> Supplied data
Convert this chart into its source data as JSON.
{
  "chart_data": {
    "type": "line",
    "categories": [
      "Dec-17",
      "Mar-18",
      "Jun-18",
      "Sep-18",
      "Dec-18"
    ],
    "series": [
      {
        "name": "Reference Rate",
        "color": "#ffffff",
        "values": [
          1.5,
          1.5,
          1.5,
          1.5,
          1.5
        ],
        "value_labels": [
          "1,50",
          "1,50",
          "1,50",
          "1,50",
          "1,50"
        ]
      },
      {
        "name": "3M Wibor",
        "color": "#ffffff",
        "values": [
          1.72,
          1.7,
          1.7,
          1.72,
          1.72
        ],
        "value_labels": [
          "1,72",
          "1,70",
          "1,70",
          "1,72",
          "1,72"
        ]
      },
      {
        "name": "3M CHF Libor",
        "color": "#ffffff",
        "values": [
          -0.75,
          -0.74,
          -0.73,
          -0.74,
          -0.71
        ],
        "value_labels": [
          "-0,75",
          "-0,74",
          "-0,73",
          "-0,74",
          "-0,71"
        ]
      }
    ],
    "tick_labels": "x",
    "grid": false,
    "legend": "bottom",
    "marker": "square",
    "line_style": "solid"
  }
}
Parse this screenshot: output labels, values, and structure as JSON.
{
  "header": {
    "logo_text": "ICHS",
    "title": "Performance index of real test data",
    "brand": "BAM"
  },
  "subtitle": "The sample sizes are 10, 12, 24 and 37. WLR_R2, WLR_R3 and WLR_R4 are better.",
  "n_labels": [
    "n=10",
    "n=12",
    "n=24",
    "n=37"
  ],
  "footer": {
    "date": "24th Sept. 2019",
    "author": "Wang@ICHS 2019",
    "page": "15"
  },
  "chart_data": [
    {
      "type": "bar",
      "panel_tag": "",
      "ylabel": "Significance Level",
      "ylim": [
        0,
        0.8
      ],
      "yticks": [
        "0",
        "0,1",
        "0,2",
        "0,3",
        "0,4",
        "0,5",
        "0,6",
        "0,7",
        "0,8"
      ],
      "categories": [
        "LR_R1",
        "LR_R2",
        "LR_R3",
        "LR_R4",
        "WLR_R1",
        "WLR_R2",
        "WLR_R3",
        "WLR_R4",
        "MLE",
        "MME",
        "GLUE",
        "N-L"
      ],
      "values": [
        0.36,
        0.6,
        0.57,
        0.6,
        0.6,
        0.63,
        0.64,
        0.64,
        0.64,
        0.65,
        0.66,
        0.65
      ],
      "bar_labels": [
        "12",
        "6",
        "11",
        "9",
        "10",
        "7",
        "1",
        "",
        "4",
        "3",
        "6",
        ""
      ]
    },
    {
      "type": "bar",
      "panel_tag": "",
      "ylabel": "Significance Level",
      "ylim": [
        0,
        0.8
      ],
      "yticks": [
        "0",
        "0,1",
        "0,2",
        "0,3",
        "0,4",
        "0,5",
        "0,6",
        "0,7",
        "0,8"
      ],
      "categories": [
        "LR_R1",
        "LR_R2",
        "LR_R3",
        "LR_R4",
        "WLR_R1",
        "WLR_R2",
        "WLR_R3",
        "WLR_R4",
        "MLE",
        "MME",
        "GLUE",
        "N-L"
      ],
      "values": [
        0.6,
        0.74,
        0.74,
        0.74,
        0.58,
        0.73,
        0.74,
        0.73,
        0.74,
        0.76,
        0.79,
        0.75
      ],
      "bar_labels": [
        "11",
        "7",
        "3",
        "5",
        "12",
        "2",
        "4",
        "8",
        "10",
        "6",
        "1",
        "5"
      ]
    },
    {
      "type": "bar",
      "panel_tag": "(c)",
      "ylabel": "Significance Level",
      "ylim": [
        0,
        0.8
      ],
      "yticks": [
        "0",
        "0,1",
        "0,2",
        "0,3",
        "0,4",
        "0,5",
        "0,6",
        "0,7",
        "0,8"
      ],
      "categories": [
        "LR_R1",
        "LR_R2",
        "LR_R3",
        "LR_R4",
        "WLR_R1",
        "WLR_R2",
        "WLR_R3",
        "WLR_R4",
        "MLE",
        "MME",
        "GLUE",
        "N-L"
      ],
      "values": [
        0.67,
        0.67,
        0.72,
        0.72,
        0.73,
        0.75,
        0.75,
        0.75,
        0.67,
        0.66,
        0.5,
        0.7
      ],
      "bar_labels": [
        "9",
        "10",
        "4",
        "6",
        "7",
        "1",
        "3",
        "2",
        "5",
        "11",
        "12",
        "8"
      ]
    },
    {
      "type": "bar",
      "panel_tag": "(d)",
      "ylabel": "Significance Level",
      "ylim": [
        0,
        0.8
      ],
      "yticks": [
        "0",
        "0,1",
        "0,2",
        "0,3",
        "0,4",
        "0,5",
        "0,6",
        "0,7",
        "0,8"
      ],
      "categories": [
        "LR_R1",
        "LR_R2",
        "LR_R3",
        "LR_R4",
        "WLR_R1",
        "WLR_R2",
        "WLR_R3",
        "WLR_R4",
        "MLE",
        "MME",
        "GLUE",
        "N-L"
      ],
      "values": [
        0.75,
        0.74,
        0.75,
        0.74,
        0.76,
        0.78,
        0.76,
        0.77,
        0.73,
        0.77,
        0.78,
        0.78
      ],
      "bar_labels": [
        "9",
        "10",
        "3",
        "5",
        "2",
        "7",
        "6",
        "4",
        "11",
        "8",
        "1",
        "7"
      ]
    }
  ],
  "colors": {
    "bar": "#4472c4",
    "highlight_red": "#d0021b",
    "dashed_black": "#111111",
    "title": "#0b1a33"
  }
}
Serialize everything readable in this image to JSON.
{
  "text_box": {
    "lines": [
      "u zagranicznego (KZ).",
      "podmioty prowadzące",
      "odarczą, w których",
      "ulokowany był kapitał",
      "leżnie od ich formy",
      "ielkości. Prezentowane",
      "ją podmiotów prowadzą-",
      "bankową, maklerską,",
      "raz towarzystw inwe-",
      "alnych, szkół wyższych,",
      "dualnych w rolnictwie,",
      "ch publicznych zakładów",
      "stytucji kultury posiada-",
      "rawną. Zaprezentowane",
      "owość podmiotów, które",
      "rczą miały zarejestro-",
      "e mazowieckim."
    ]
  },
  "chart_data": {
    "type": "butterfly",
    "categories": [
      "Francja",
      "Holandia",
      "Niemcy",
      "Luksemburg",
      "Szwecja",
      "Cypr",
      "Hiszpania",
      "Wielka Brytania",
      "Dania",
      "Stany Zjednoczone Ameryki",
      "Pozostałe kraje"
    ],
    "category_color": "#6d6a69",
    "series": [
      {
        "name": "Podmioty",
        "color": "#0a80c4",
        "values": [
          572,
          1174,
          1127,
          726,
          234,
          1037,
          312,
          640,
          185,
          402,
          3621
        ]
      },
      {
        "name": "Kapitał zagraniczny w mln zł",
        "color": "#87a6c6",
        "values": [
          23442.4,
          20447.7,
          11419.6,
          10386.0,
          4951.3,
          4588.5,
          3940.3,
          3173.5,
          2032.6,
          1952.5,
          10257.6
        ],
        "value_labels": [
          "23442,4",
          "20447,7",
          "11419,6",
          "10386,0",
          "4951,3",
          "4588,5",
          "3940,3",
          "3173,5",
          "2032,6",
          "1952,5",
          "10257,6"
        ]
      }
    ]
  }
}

> Instruction
Output all of the material exactly as written.

> Correct output
Convert this chart into its source data as JSON.
{
  "chart_data": {
    "type": "line",
    "categories": [
      "Dec-17",
      "Mar-18",
      "Jun-18",
      "Sep-18",
      "Dec-18"
    ],
    "series": [
      {
        "name": "Reference Rate",
        "color": "#ffffff",
        "values": [
          1.5,
          1.5,
          1.5,
          1.5,
          1.5
        ],
        "value_labels": [
          "1,50",
          "1,50",
          "1,50",
          "1,50",
          "1,50"
        ]
      },
      {
        "name": "3M Wibor",
        "color": "#ffffff",
        "values": [
          1.72,
          1.7,
          1.7,
          1.72,
          1.72
        ],
        "value_labels": [
          "1,72",
          "1,70",
          "1,70",
          "1,72",
          "1,72"
        ]
      },
      {
        "name": "3M CHF Libor",
        "color": "#ffffff",
        "values": [
          -0.75,
          -0.74,
          -0.73,
          -0.74,
          -0.71
        ],
        "value_labels": [
          "-0,75",
          "-0,74",
          "-0,73",
          "-0,74",
          "-0,71"
        ]
      }
    ],
    "tick_labels": "x",
    "grid": false,
    "legend": "bottom",
    "marker": "square",
    "line_style": "solid"
  }
}
Parse this screenshot: output labels, values, and structure as JSON.
{
  "header": {
    "logo_text": "ICHS",
    "title": "Performance index of real test data",
    "brand": "BAM"
  },
  "subtitle": "The sample sizes are 10, 12, 24 and 37. WLR_R2, WLR_R3 and WLR_R4 are better.",
  "n_labels": [
    "n=10",
    "n=12",
    "n=24",
    "n=37"
  ],
  "footer": {
    "date": "24th Sept. 2019",
    "author": "Wang@ICHS 2019",
    "page": "15"
  },
  "chart_data": [
    {
      "type": "bar",
      "panel_tag": "",
      "ylabel": "Significance Level",
      "ylim": [
        0,
        0.8
      ],
      "yticks": [
        "0",
        "0,1",
        "0,2",
        "0,3",
        "0,4",
        "0,5",
        "0,6",
        "0,7",
        "0,8"
      ],
      "categories": [
        "LR_R1",
        "LR_R2",
        "LR_R3",
        "LR_R4",
        "WLR_R1",
        "WLR_R2",
        "WLR_R3",
        "WLR_R4",
        "MLE",
        "MME",
        "GLUE",
        "N-L"
      ],
      "values": [
        0.36,
        0.6,
        0.57,
        0.6,
        0.6,
        0.63,
        0.64,
        0.64,
        0.64,
        0.65,
        0.66,
        0.65
      ],
      "bar_labels": [
        "12",
        "6",
        "11",
        "9",
        "10",
        "7",
        "1",
        "",
        "4",
        "3",
        "6",
        ""
      ]
    },
    {
      "type": "bar",
      "panel_tag": "",
      "ylabel": "Significance Level",
      "ylim": [
        0,
        0.8
      ],
      "yticks": [
        "0",
        "0,1",
        "0,2",
        "0,3",
        "0,4",
        "0,5",
        "0,6",
        "0,7",
        "0,8"
      ],
      "categories": [
        "LR_R1",
        "LR_R2",
        "LR_R3",
        "LR_R4",
        "WLR_R1",
        "WLR_R2",
        "WLR_R3",
        "WLR_R4",
        "MLE",
        "MME",
        "GLUE",
        "N-L"
      ],
      "values": [
        0.6,
        0.74,
        0.74,
        0.74,
        0.58,
        0.73,
        0.74,
        0.73,
        0.74,
        0.76,
        0.79,
        0.75
      ],
      "bar_labels": [
        "11",
        "7",
        "3",
        "5",
        "12",
        "2",
        "4",
        "8",
        "10",
        "6",
        "1",
        "5"
      ]
    },
    {
      "type": "bar",
      "panel_tag": "(c)",
      "ylabel": "Significance Level",
      "ylim": [
        0,
        0.8
      ],
      "yticks": [
        "0",
        "0,1",
        "0,2",
        "0,3",
        "0,4",
        "0,5",
        "0,6",
        "0,7",
        "0,8"
      ],
      "categories": [
        "LR_R1",
        "LR_R2",
        "LR_R3",
        "LR_R4",
        "WLR_R1",
        "WLR_R2",
        "WLR_R3",
        "WLR_R4",
        "MLE",
        "MME",
        "GLUE",
        "N-L"
      ],
      "values": [
        0.67,
        0.67,
        0.72,
        0.72,
        0.73,
        0.75,
        0.75,
        0.75,
        0.67,
        0.66,
        0.5,
        0.7
      ],
      "bar_labels": [
        "9",
        "10",
        "4",
        "6",
        "7",
        "1",
        "3",
        "2",
        "5",
        "11",
        "12",
        "8"
      ]
    },
    {
      "type": "bar",
      "panel_tag": "(d)",
      "ylabel": "Significance Level",
      "ylim": [
        0,
        0.8
      ],
      "yticks": [
        "0",
        "0,1",
        "0,2",
        "0,3",
        "0,4",
        "0,5",
        "0,6",
        "0,7",
        "0,8"
      ],
      "categories": [
        "LR_R1",
        "LR_R2",
        "LR_R3",
        "LR_R4",
        "WLR_R1",
        "WLR_R2",
        "WLR_R3",
        "WLR_R4",
        "MLE",
        "MME",
        "GLUE",
        "N-L"
      ],
      "values": [
        0.75,
        0.74,
        0.75,
        0.74,
        0.76,
        0.78,
        0.76,
        0.77,
        0.73,
        0.77,
        0.78,
        0.78
      ],
      "bar_labels": [
        "9",
        "10",
        "3",
        "5",
        "2",
        "7",
        "6",
        "4",
        "11",
        "8",
        "1",
        "7"
      ]
    }
  ],
  "colors": {
    "bar": "#4472c4",
    "highlight_red": "#d0021b",
    "dashed_black": "#111111",
    "title": "#0b1a33"
  }
}
Serialize everything readable in this image to JSON.
{
  "text_box": {
    "lines": [
      "u zagranicznego (KZ).",
      "podmioty prowadzące",
      "odarczą, w których",
      "ulokowany był kapitał",
      "leżnie od ich formy",
      "ielkości. Prezentowane",
      "ją podmiotów prowadzą-",
      "bankową, maklerską,",
      "raz towarzystw inwe-",
      "alnych, szkół wyższych,",
      "dualnych w rolnictwie,",
      "ch publicznych zakładów",
      "stytucji kultury posiada-",
      "rawną. Zaprezentowane",
      "owość podmiotów, które",
      "rczą miały zarejestro-",
      "e mazowieckim."
    ]
  },
  "chart_data": {
    "type": "butterfly",
    "categories": [
      "Francja",
      "Holandia",
      "Niemcy",
      "Luksemburg",
      "Szwecja",
      "Cypr",
      "Hiszpania",
      "Wielka Brytania",
      "Dania",
      "Stany Zjednoczone Ameryki",
      "Pozostałe kraje"
    ],
    "category_color": "#6d6a69",
    "series": [
      {
        "name": "Podmioty",
        "color": "#0a80c4",
        "values": [
          572,
          1174,
          1127,
          726,
          234,
          1037,
          312,
          640,
          185,
          402,
          3621
        ]
      },
      {
        "name": "Kapitał zagraniczny w mln zł",
        "color": "#87a6c6",
        "values": [
          23442.4,
          20447.7,
          11419.6,
          10386.0,
          4951.3,
          4588.5,
          3940.3,
          3173.5,
          2032.6,
          1952.5,
          10257.6
        ],
        "value_labels": [
          "23442,4",
          "20447,7",
          "11419,6",
          "10386,0",
          "4951,3",
          "4588,5",
          "3940,3",
          "3173,5",
          "2032,6",
          "1952,5",
          "10257,6"
        ]
      }
    ]
  }
}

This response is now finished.